Start of MATERIALS PROVIDED

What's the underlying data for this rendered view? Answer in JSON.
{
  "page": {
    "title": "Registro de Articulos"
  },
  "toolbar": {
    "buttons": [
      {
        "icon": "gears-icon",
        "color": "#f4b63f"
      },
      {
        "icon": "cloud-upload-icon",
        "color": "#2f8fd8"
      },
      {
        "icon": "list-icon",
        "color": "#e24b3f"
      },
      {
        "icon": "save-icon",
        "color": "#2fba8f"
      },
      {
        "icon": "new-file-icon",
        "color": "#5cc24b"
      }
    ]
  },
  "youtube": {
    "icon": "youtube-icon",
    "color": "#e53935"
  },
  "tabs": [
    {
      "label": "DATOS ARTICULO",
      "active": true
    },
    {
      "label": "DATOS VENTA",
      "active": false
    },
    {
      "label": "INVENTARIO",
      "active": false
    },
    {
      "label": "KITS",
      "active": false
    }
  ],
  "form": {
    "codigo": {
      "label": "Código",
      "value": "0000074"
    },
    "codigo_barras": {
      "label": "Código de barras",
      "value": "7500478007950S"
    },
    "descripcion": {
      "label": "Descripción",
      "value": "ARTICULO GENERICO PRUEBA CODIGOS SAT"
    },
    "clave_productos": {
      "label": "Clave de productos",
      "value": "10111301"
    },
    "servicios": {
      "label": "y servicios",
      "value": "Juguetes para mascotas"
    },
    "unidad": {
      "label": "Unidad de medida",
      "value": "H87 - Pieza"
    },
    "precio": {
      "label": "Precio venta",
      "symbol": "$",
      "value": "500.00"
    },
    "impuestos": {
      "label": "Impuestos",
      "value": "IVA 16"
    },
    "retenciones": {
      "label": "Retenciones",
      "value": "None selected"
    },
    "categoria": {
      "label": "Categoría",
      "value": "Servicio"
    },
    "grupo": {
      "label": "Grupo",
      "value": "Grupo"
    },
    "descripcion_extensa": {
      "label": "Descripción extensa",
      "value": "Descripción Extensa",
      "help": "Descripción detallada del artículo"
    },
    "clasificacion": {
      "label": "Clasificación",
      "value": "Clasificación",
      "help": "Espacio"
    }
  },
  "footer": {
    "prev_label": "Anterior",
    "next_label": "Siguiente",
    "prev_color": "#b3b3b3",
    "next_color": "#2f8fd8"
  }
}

End of MATERIALS PROVIDED

## WRITTEN EXERCISE
Write the material out again word for word.

## RESPONSE
What's the underlying data for this rendered view? Answer in JSON.
{
  "page": {
    "title": "Registro de Articulos"
  },
  "toolbar": {
    "buttons": [
      {
        "icon": "gears-icon",
        "color": "#f4b63f"
      },
      {
        "icon": "cloud-upload-icon",
        "color": "#2f8fd8"
      },
      {
        "icon": "list-icon",
        "color": "#e24b3f"
      },
      {
        "icon": "save-icon",
        "color": "#2fba8f"
      },
      {
        "icon": "new-file-icon",
        "color": "#5cc24b"
      }
    ]
  },
  "youtube": {
    "icon": "youtube-icon",
    "color": "#e53935"
  },
  "tabs": [
    {
      "label": "DATOS ARTICULO",
      "active": true
    },
    {
      "label": "DATOS VENTA",
      "active": false
    },
    {
      "label": "INVENTARIO",
      "active": false
    },
    {
      "label": "KITS",
      "active": false
    }
  ],
  "form": {
    "codigo": {
      "label": "Código",
      "value": "0000074"
    },
    "codigo_barras": {
      "label": "Código de barras",
      "value": "7500478007950S"
    },
    "descripcion": {
      "label": "Descripción",
      "value": "ARTICULO GENERICO PRUEBA CODIGOS SAT"
    },
    "clave_productos": {
      "label": "Clave de productos",
      "value": "10111301"
    },
    "servicios": {
      "label": "y servicios",
      "value": "Juguetes para mascotas"
    },
    "unidad": {
      "label": "Unidad de medida",
      "value": "H87 - Pieza"
    },
    "precio": {
      "label": "Precio venta",
      "symbol": "$",
      "value": "500.00"
    },
    "impuestos": {
      "label": "Impuestos",
      "value": "IVA 16"
    },
    "retenciones": {
      "label": "Retenciones",
      "value": "None selected"
    },
    "categoria": {
      "label": "Categoría",
      "value": "Servicio"
    },
    "grupo": {
      "label": "Grupo",
      "value": "Grupo"
    },
    "descripcion_extensa": {
      "label": "Descripción extensa",
      "value": "Descripción Extensa",
      "help": "Descripción detallada del artículo"
    },
    "clasificacion": {
      "label": "Clasificación",
      "value": "Clasificación",
      "help": "Espacio"
    }
  },
  "footer": {
    "prev_label": "Anterior",
    "next_label": "Siguiente",
    "prev_color": "#b3b3b3",
    "next_color": "#2f8fd8"
  }
}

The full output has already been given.